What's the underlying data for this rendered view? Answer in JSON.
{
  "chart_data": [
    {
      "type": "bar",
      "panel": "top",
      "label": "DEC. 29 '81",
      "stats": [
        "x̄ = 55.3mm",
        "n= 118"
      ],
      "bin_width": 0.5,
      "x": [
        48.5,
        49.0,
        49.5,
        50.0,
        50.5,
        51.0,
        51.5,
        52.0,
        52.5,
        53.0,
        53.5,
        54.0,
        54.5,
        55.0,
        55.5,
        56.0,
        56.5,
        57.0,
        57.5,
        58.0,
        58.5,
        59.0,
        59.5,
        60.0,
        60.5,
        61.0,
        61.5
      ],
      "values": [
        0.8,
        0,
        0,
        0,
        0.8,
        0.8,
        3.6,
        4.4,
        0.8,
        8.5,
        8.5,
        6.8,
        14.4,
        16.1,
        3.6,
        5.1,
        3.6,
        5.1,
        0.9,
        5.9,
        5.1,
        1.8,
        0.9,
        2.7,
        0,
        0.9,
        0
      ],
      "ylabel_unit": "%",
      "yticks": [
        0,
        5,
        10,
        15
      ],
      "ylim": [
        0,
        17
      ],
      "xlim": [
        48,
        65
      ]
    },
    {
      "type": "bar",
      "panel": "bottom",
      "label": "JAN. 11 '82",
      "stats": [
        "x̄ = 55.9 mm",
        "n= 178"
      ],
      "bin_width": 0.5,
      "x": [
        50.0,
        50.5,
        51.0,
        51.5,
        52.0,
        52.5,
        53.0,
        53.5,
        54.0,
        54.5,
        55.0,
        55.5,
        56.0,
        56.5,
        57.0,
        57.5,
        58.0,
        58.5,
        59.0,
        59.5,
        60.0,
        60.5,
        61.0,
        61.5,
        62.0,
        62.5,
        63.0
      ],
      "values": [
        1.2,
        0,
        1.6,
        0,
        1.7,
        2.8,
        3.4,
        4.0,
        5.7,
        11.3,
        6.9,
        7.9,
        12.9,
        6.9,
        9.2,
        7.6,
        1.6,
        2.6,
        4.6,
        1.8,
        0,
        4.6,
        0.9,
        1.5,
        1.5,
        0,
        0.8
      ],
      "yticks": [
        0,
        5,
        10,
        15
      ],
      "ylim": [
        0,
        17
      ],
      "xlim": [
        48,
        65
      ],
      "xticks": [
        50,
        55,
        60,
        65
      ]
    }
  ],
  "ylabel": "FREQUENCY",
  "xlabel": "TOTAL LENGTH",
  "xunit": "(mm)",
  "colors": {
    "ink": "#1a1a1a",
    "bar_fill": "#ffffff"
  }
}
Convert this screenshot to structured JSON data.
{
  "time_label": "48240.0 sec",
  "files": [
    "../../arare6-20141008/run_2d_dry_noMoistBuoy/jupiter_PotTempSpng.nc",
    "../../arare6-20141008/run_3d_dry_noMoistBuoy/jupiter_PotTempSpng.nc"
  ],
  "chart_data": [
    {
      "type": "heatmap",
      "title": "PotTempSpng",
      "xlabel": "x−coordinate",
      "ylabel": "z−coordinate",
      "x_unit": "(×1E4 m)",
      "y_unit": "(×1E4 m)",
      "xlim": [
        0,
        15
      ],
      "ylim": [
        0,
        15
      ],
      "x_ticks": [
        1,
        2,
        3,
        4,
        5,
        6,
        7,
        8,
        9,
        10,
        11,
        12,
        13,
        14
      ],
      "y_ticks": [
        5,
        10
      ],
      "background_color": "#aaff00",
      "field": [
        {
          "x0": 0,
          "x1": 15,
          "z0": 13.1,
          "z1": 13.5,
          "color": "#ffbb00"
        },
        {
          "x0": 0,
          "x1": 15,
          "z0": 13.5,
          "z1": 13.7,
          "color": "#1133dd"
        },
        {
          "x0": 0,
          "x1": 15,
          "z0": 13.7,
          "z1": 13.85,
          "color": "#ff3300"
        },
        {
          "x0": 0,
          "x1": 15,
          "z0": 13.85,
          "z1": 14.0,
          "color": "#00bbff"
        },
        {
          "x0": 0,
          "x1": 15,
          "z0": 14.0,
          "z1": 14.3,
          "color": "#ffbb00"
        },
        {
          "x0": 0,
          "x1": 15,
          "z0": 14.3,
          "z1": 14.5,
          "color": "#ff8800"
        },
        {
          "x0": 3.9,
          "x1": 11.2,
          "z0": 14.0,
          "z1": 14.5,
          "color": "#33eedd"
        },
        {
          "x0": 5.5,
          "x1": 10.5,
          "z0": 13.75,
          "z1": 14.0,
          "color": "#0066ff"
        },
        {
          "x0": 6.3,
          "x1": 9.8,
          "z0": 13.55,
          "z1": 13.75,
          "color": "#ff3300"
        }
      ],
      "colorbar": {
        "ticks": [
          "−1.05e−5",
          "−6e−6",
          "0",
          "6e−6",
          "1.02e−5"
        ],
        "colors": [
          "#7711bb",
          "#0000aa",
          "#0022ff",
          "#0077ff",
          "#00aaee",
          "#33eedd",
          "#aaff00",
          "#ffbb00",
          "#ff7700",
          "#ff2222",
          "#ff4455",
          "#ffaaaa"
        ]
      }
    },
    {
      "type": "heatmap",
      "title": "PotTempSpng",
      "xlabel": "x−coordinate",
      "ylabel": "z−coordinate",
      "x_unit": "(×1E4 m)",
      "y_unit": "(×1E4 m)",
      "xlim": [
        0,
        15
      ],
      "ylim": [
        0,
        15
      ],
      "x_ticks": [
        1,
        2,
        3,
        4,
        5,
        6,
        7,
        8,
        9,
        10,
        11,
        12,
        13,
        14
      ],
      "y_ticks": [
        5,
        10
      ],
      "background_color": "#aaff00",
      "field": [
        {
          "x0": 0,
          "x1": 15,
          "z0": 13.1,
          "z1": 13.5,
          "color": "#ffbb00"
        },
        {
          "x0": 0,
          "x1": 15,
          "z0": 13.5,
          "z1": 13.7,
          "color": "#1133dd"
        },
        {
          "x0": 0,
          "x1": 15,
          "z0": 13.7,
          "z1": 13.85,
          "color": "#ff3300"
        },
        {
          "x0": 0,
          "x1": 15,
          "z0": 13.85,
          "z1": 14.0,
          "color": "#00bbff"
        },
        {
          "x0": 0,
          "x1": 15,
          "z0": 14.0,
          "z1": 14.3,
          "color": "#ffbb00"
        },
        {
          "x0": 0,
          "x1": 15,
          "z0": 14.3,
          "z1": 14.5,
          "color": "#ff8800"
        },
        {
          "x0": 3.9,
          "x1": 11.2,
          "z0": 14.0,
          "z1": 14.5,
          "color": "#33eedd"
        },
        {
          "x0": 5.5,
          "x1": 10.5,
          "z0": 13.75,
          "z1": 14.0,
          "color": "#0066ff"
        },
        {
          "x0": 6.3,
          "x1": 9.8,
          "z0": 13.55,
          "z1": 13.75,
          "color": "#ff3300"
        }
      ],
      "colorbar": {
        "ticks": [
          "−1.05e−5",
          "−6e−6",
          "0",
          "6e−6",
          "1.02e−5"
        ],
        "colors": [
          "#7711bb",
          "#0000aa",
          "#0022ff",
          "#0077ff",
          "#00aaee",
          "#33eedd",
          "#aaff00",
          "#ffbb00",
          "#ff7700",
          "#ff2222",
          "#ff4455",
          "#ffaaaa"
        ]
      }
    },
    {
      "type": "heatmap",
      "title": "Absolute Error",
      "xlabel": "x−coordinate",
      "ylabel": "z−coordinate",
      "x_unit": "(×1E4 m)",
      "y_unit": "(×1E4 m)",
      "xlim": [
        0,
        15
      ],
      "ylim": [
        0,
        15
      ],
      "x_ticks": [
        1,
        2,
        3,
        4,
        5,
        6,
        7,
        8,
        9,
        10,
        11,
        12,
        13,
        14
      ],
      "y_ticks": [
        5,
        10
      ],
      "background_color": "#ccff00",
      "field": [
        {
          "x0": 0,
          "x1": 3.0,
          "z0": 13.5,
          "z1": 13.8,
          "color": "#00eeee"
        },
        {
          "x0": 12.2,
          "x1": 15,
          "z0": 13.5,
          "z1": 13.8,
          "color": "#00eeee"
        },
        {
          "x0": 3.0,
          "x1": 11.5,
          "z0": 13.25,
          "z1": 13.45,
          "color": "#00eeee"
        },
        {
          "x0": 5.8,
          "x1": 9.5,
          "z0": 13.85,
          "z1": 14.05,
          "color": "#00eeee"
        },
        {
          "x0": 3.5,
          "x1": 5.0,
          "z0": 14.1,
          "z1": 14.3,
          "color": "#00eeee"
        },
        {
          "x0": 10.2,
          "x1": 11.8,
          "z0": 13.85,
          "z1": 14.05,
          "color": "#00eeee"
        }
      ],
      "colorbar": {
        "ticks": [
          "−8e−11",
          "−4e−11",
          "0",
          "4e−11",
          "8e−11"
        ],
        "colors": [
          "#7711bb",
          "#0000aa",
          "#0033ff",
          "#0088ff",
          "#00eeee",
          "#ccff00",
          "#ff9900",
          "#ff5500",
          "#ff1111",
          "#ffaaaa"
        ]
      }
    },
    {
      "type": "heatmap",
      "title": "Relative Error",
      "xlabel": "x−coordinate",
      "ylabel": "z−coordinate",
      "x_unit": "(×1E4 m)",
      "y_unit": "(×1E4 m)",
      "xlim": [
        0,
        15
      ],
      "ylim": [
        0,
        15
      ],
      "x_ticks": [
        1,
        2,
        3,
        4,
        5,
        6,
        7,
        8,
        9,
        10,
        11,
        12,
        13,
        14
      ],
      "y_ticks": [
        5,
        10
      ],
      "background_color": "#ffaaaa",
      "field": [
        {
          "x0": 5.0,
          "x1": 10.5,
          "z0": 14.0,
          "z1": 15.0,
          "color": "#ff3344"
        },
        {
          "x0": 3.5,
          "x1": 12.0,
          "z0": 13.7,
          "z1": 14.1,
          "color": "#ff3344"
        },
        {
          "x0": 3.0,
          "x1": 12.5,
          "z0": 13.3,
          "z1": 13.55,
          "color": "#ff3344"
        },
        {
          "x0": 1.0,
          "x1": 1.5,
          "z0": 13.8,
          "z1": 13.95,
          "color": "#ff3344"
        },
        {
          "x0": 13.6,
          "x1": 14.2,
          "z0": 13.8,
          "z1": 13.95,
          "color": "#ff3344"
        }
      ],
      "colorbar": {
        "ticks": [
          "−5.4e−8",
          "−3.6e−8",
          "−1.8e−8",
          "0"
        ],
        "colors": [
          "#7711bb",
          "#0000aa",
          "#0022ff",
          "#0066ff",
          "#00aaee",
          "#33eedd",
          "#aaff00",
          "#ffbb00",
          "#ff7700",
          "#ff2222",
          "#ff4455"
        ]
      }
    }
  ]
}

_ _ _ _

YOUR TASK: Scan the records above and report how many lines include the word "title", without any other text.

EXERCISE ANSWER: 4